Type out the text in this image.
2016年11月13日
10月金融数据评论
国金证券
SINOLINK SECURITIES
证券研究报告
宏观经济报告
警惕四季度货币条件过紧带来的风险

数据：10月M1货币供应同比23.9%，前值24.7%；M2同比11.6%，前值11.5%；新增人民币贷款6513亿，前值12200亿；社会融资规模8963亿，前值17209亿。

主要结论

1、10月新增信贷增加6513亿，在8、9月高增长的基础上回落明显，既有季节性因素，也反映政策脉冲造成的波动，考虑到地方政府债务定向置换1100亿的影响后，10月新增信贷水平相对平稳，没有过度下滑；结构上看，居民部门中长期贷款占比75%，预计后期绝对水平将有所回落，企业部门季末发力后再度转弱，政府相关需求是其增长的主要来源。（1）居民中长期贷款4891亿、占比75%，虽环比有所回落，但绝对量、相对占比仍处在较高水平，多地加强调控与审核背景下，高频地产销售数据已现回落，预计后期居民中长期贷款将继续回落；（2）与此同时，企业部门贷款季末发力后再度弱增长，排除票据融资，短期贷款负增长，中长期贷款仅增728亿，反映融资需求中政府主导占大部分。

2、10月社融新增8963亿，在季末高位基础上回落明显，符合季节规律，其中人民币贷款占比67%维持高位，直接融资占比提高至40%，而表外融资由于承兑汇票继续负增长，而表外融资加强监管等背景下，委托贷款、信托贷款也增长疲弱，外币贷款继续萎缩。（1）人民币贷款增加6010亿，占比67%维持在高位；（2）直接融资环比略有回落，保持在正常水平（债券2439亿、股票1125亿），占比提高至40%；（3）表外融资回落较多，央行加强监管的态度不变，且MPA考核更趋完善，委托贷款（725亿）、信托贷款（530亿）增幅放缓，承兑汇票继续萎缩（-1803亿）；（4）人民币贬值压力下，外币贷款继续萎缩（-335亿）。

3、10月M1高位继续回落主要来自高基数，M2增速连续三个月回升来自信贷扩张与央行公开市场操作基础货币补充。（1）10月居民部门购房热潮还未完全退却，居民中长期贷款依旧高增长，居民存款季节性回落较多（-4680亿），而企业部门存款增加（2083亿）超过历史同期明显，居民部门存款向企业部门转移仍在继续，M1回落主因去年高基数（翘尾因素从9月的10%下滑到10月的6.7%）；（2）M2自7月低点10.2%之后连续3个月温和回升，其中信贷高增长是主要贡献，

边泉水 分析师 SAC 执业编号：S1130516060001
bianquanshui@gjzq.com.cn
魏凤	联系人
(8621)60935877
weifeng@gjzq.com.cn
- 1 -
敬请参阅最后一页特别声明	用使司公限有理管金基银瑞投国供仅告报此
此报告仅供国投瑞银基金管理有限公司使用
□ □ □ □ □ □ □
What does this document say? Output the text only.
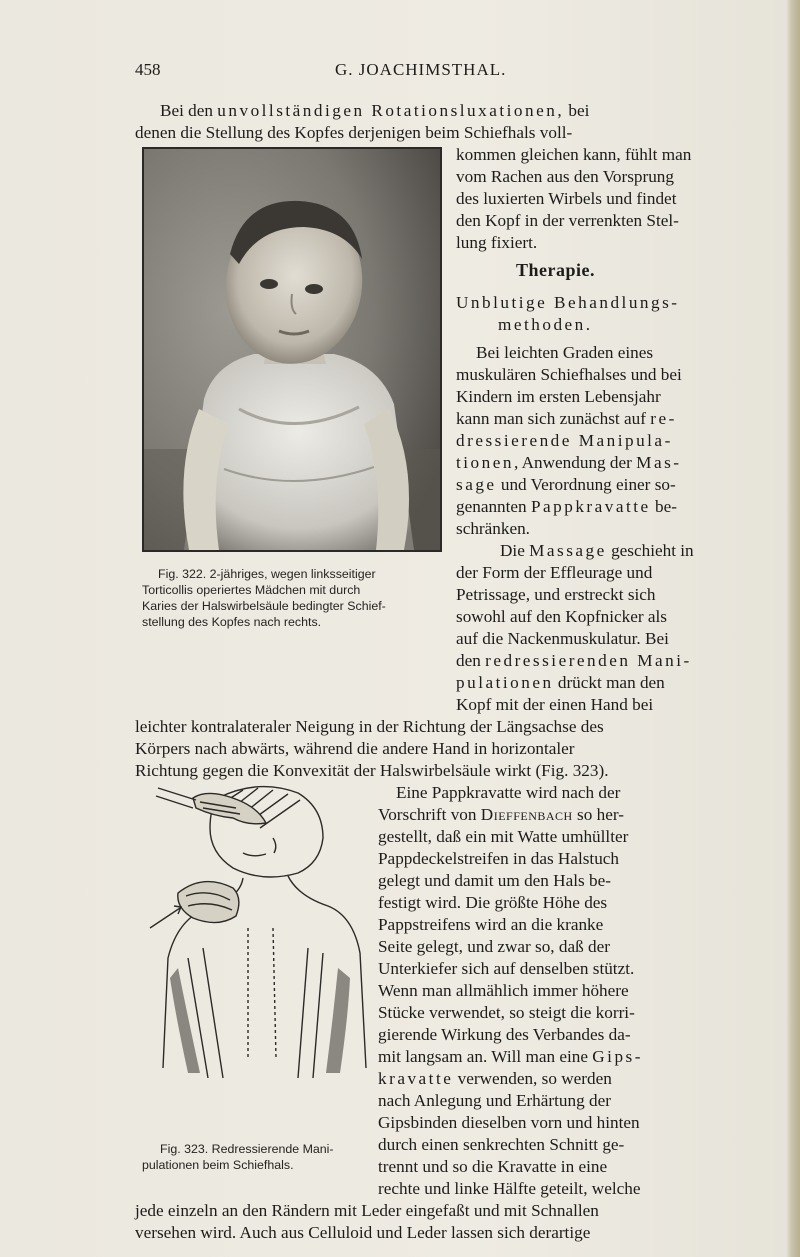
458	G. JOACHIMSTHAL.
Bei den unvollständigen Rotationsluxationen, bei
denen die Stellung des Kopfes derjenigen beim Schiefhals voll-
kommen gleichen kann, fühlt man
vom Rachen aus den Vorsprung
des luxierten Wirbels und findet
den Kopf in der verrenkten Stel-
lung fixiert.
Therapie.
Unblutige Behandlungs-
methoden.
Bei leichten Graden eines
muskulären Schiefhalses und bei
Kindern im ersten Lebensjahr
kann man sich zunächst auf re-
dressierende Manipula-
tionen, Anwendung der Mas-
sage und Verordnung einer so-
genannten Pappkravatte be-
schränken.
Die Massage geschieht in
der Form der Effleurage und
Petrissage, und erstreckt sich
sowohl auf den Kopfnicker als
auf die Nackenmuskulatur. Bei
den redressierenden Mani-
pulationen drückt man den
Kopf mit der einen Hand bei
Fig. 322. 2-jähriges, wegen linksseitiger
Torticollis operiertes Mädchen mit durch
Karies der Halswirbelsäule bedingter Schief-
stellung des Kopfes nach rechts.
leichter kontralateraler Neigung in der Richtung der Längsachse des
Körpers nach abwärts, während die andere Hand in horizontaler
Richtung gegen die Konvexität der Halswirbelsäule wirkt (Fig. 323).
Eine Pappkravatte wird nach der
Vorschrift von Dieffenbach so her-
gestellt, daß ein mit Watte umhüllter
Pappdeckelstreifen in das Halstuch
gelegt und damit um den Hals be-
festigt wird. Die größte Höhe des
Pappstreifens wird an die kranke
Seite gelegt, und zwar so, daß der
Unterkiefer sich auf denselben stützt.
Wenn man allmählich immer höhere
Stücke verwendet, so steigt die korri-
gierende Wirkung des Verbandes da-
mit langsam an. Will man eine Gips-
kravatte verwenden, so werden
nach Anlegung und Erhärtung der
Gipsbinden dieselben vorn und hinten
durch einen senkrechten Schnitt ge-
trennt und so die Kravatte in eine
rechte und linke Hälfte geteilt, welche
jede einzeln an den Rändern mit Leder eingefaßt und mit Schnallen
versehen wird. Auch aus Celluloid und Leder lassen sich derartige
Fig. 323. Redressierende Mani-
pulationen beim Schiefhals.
□ □ □ □ □ □ □
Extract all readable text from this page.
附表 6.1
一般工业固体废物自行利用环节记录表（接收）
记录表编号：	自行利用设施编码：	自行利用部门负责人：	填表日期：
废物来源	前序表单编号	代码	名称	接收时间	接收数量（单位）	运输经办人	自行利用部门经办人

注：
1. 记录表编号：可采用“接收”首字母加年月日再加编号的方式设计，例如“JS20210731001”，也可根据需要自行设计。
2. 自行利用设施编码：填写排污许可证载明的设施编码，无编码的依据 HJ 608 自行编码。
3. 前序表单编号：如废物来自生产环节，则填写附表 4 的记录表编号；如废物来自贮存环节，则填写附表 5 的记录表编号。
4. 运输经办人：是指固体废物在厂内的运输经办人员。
□ □ □ □ □ □ □
» **Short problem**
Pull every line containing the word "前序表单编号" out of the entries above.

» **Correct result**
废物来源	前序表单编号	代码	名称	接收时间	接收数量（单位）	运输经办人	自行利用部门经办人
3. 前序表单编号：如废物来自生产环节，则填写附表 4 的记录表编号；如废物来自贮存环节，则填写附表 5 的记录表编号。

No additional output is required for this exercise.